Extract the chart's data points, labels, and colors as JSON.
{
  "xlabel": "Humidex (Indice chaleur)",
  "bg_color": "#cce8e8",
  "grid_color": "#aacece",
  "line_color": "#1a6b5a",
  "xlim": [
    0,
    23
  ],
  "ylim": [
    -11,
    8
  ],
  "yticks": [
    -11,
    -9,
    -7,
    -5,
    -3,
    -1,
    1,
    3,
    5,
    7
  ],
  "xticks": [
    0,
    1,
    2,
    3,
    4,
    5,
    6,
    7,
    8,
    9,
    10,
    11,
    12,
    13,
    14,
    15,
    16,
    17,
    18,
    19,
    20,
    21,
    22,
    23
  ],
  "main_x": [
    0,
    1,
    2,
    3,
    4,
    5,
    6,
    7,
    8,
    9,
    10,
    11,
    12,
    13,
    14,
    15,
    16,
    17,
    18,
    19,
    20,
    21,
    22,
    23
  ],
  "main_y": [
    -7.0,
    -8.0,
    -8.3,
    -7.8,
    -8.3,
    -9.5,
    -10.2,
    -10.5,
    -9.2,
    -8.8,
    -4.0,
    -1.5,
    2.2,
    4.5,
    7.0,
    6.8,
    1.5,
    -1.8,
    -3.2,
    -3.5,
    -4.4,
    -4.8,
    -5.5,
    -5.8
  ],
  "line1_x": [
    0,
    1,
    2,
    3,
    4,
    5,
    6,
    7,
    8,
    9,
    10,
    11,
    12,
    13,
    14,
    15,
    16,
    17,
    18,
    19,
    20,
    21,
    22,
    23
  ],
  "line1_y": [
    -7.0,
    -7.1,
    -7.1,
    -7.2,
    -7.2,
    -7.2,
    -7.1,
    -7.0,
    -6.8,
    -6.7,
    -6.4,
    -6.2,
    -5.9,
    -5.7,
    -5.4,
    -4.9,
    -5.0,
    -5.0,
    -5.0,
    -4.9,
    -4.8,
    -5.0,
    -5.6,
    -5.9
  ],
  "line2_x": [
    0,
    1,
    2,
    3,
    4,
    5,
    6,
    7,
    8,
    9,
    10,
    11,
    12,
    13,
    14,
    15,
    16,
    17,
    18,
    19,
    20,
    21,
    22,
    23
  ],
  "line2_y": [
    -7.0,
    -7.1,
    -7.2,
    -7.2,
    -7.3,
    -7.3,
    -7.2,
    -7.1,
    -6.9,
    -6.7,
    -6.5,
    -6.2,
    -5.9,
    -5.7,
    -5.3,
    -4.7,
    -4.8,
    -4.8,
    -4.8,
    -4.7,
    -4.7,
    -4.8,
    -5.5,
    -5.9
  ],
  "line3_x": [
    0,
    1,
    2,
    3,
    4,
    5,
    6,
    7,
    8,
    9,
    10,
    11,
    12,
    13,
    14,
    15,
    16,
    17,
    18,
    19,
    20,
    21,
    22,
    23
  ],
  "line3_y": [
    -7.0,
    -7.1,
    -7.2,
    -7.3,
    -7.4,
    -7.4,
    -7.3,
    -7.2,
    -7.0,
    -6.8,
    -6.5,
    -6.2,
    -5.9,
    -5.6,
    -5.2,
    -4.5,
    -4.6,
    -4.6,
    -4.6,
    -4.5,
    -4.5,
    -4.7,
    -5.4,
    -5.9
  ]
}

+---+

**EXERCISE**
Please quote the data above in full, with no line missing.

**FULL OUTPUT**
Extract the chart's data points, labels, and colors as JSON.
{
  "xlabel": "Humidex (Indice chaleur)",
  "bg_color": "#cce8e8",
  "grid_color": "#aacece",
  "line_color": "#1a6b5a",
  "xlim": [
    0,
    23
  ],
  "ylim": [
    -11,
    8
  ],
  "yticks": [
    -11,
    -9,
    -7,
    -5,
    -3,
    -1,
    1,
    3,
    5,
    7
  ],
  "xticks": [
    0,
    1,
    2,
    3,
    4,
    5,
    6,
    7,
    8,
    9,
    10,
    11,
    12,
    13,
    14,
    15,
    16,
    17,
    18,
    19,
    20,
    21,
    22,
    23
  ],
  "main_x": [
    0,
    1,
    2,
    3,
    4,
    5,
    6,
    7,
    8,
    9,
    10,
    11,
    12,
    13,
    14,
    15,
    16,
    17,
    18,
    19,
    20,
    21,
    22,
    23
  ],
  "main_y": [
    -7.0,
    -8.0,
    -8.3,
    -7.8,
    -8.3,
    -9.5,
    -10.2,
    -10.5,
    -9.2,
    -8.8,
    -4.0,
    -1.5,
    2.2,
    4.5,
    7.0,
    6.8,
    1.5,
    -1.8,
    -3.2,
    -3.5,
    -4.4,
    -4.8,
    -5.5,
    -5.8
  ],
  "line1_x": [
    0,
    1,
    2,
    3,
    4,
    5,
    6,
    7,
    8,
    9,
    10,
    11,
    12,
    13,
    14,
    15,
    16,
    17,
    18,
    19,
    20,
    21,
    22,
    23
  ],
  "line1_y": [
    -7.0,
    -7.1,
    -7.1,
    -7.2,
    -7.2,
    -7.2,
    -7.1,
    -7.0,
    -6.8,
    -6.7,
    -6.4,
    -6.2,
    -5.9,
    -5.7,
    -5.4,
    -4.9,
    -5.0,
    -5.0,
    -5.0,
    -4.9,
    -4.8,
    -5.0,
    -5.6,
    -5.9
  ],
  "line2_x": [
    0,
    1,
    2,
    3,
    4,
    5,
    6,
    7,
    8,
    9,
    10,
    11,
    12,
    13,
    14,
    15,
    16,
    17,
    18,
    19,
    20,
    21,
    22,
    23
  ],
  "line2_y": [
    -7.0,
    -7.1,
    -7.2,
    -7.2,
    -7.3,
    -7.3,
    -7.2,
    -7.1,
    -6.9,
    -6.7,
    -6.5,
    -6.2,
    -5.9,
    -5.7,
    -5.3,
    -4.7,
    -4.8,
    -4.8,
    -4.8,
    -4.7,
    -4.7,
    -4.8,
    -5.5,
    -5.9
  ],
  "line3_x": [
    0,
    1,
    2,
    3,
    4,
    5,
    6,
    7,
    8,
    9,
    10,
    11,
    12,
    13,
    14,
    15,
    16,
    17,
    18,
    19,
    20,
    21,
    22,
    23
  ],
  "line3_y": [
    -7.0,
    -7.1,
    -7.2,
    -7.3,
    -7.4,
    -7.4,
    -7.3,
    -7.2,
    -7.0,
    -6.8,
    -6.5,
    -6.2,
    -5.9,
    -5.6,
    -5.2,
    -4.5,
    -4.6,
    -4.6,
    -4.6,
    -4.5,
    -4.5,
    -4.7,
    -5.4,
    -5.9
  ]
}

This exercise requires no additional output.